Given records —
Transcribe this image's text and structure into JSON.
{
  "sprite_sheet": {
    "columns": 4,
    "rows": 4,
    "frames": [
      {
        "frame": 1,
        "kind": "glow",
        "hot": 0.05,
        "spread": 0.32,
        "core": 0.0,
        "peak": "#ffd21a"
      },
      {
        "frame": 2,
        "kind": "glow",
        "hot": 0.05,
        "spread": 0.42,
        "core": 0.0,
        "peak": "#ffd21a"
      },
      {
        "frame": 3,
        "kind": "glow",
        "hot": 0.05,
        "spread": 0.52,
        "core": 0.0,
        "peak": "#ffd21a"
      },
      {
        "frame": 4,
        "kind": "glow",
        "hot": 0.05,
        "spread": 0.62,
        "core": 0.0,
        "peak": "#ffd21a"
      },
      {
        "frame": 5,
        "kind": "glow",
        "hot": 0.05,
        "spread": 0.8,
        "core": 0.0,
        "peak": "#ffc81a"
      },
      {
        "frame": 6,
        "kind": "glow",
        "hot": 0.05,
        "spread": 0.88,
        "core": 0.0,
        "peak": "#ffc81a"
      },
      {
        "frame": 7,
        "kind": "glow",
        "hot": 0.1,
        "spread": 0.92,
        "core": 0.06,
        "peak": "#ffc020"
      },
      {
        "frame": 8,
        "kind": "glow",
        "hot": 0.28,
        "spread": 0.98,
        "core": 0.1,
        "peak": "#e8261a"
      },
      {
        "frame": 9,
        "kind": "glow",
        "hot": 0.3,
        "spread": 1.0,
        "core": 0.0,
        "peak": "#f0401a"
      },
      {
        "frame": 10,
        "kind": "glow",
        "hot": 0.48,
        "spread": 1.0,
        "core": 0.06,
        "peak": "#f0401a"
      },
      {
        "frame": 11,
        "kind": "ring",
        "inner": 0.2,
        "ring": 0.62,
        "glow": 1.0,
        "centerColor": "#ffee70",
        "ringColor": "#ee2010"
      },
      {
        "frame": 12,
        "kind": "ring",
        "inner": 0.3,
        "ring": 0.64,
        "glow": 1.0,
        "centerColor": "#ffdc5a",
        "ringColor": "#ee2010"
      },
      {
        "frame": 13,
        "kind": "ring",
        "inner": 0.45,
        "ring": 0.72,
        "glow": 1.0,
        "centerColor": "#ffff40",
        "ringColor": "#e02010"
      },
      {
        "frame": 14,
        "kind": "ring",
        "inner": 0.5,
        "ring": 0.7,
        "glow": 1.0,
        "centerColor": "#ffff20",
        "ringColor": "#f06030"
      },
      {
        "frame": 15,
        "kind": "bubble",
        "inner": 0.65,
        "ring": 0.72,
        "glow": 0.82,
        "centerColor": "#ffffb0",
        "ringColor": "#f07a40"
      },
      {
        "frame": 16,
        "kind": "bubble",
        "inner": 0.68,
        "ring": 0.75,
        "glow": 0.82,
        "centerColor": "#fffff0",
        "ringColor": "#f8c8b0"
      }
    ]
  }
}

To do —
Return every record, word for word.

Answer for this exercise —
Transcribe this image's text and structure into JSON.
{
  "sprite_sheet": {
    "columns": 4,
    "rows": 4,
    "frames": [
      {
        "frame": 1,
        "kind": "glow",
        "hot": 0.05,
        "spread": 0.32,
        "core": 0.0,
        "peak": "#ffd21a"
      },
      {
        "frame": 2,
        "kind": "glow",
        "hot": 0.05,
        "spread": 0.42,
        "core": 0.0,
        "peak": "#ffd21a"
      },
      {
        "frame": 3,
        "kind": "glow",
        "hot": 0.05,
        "spread": 0.52,
        "core": 0.0,
        "peak": "#ffd21a"
      },
      {
        "frame": 4,
        "kind": "glow",
        "hot": 0.05,
        "spread": 0.62,
        "core": 0.0,
        "peak": "#ffd21a"
      },
      {
        "frame": 5,
        "kind": "glow",
        "hot": 0.05,
        "spread": 0.8,
        "core": 0.0,
        "peak": "#ffc81a"
      },
      {
        "frame": 6,
        "kind": "glow",
        "hot": 0.05,
        "spread": 0.88,
        "core": 0.0,
        "peak": "#ffc81a"
      },
      {
        "frame": 7,
        "kind": "glow",
        "hot": 0.1,
        "spread": 0.92,
        "core": 0.06,
        "peak": "#ffc020"
      },
      {
        "frame": 8,
        "kind": "glow",
        "hot": 0.28,
        "spread": 0.98,
        "core": 0.1,
        "peak": "#e8261a"
      },
      {
        "frame": 9,
        "kind": "glow",
        "hot": 0.3,
        "spread": 1.0,
        "core": 0.0,
        "peak": "#f0401a"
      },
      {
        "frame": 10,
        "kind": "glow",
        "hot": 0.48,
        "spread": 1.0,
        "core": 0.06,
        "peak": "#f0401a"
      },
      {
        "frame": 11,
        "kind": "ring",
        "inner": 0.2,
        "ring": 0.62,
        "glow": 1.0,
        "centerColor": "#ffee70",
        "ringColor": "#ee2010"
      },
      {
        "frame": 12,
        "kind": "ring",
        "inner": 0.3,
        "ring": 0.64,
        "glow": 1.0,
        "centerColor": "#ffdc5a",
        "ringColor": "#ee2010"
      },
      {
        "frame": 13,
        "kind": "ring",
        "inner": 0.45,
        "ring": 0.72,
        "glow": 1.0,
        "centerColor": "#ffff40",
        "ringColor": "#e02010"
      },
      {
        "frame": 14,
        "kind": "ring",
        "inner": 0.5,
        "ring": 0.7,
        "glow": 1.0,
        "centerColor": "#ffff20",
        "ringColor": "#f06030"
      },
      {
        "frame": 15,
        "kind": "bubble",
        "inner": 0.65,
        "ring": 0.72,
        "glow": 0.82,
        "centerColor": "#ffffb0",
        "ringColor": "#f07a40"
      },
      {
        "frame": 16,
        "kind": "bubble",
        "inner": 0.68,
        "ring": 0.75,
        "glow": 0.82,
        "centerColor": "#fffff0",
        "ringColor": "#f8c8b0"
      }
    ]
  }
}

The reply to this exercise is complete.